Where a line of the listing below includes the word "this", reproduce that line.

— START Records shown —

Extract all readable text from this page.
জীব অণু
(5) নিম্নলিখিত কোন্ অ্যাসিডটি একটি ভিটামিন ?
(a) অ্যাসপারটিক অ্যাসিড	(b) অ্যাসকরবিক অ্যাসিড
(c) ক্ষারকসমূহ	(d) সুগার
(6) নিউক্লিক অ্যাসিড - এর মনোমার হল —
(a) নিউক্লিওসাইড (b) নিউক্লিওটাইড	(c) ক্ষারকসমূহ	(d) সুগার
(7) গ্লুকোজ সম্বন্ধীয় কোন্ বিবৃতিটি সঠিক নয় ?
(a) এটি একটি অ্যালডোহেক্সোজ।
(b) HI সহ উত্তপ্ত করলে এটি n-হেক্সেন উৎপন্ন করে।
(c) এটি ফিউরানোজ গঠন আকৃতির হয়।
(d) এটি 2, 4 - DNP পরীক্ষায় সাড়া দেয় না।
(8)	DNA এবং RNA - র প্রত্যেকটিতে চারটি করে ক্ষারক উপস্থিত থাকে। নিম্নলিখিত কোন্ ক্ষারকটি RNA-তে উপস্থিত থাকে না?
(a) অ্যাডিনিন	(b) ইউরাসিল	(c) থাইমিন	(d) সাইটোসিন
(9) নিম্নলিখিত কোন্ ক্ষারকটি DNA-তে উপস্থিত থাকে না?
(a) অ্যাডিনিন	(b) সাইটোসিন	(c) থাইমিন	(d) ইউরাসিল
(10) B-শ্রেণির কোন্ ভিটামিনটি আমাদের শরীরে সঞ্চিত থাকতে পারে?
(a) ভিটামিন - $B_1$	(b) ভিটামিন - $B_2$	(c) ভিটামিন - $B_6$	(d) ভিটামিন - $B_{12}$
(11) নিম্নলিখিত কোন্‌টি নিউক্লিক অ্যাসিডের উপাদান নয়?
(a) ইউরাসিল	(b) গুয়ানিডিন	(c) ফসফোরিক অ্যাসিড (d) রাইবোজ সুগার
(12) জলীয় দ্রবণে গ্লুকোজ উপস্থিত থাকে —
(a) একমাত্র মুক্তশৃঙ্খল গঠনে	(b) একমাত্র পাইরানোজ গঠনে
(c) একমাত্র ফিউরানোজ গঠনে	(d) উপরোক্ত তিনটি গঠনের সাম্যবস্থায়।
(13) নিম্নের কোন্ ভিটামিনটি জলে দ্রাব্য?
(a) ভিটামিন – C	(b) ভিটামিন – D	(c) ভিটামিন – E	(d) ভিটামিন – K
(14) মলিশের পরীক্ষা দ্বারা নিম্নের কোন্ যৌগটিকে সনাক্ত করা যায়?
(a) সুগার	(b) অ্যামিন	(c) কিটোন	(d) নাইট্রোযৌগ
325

— END Records shown —
— START Records shown —

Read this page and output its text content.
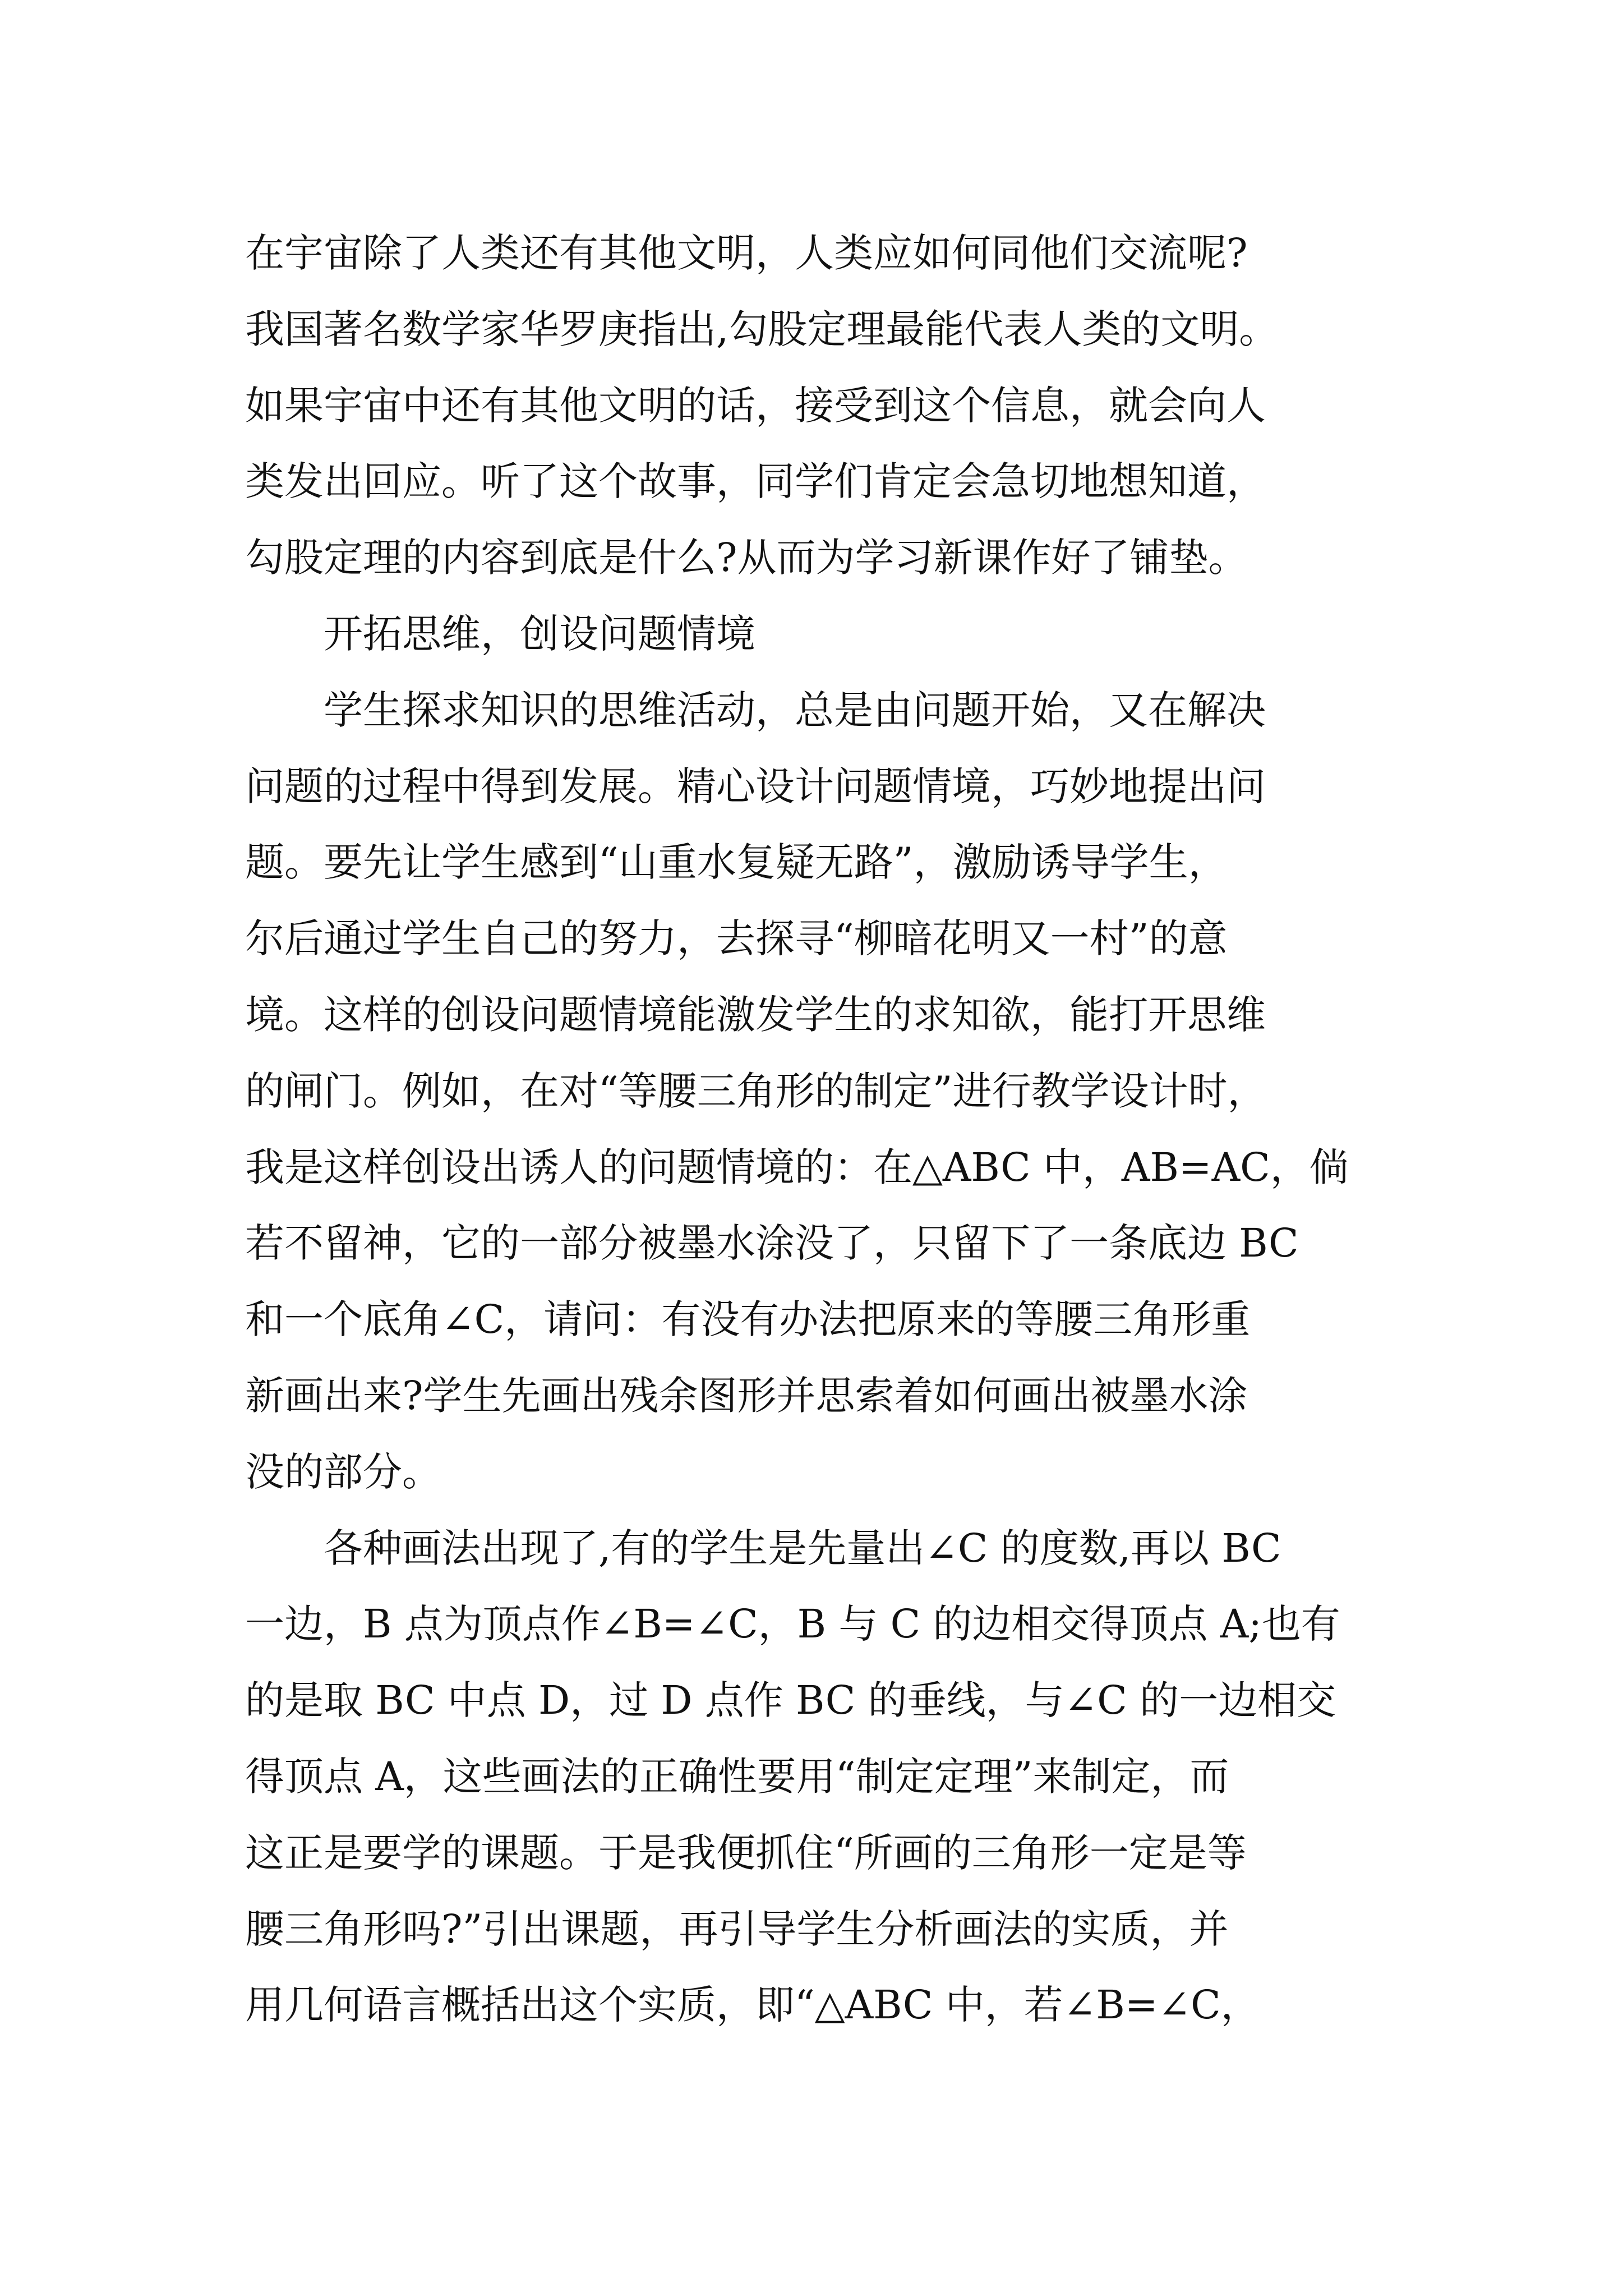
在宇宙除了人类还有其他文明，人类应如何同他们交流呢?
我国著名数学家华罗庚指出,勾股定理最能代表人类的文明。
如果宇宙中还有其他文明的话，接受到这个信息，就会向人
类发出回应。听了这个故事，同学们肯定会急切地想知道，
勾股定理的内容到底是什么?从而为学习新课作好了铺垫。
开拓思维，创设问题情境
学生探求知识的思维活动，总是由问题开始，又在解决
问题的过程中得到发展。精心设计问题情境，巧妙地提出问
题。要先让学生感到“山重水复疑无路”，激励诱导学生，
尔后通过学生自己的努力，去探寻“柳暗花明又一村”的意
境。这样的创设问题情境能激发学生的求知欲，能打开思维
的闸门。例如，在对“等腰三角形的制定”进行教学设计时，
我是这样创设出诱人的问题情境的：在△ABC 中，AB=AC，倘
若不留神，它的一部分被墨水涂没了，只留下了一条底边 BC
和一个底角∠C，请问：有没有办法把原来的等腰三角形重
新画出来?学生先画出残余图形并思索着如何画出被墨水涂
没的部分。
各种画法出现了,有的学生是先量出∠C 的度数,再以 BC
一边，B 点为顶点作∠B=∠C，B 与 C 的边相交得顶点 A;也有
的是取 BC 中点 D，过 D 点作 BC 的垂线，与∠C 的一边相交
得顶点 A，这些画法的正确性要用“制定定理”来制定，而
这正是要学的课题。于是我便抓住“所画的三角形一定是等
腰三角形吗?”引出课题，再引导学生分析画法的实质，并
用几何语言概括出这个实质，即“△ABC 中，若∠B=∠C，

— END Records shown —
— START Records shown —

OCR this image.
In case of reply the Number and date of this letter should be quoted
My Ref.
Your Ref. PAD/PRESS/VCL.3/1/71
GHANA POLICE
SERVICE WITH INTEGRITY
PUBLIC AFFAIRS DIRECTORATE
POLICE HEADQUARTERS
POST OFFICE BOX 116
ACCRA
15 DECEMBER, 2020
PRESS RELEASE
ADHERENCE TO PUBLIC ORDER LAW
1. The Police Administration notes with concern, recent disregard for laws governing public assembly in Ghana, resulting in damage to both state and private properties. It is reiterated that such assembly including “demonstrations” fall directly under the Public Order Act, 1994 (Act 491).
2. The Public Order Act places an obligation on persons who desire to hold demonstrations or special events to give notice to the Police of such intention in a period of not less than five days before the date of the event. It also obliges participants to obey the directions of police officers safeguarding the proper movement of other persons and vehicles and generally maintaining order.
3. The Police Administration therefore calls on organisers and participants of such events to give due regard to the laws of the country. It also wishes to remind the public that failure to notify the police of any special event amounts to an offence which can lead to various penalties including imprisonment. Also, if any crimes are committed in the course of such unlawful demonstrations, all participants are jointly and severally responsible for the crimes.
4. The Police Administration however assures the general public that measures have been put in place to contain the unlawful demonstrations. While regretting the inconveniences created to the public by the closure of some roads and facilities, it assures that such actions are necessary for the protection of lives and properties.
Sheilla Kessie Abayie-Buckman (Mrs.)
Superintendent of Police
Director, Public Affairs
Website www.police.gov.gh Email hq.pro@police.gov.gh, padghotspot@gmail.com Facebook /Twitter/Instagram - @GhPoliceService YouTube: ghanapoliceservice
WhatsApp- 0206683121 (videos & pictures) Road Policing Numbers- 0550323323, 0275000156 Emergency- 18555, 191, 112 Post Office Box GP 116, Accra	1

— END Records shown —

Written response —
Extract all readable text from this page.
Read this page and output its text content.
OCR this image.
In case of reply the Number and date of this letter should be quoted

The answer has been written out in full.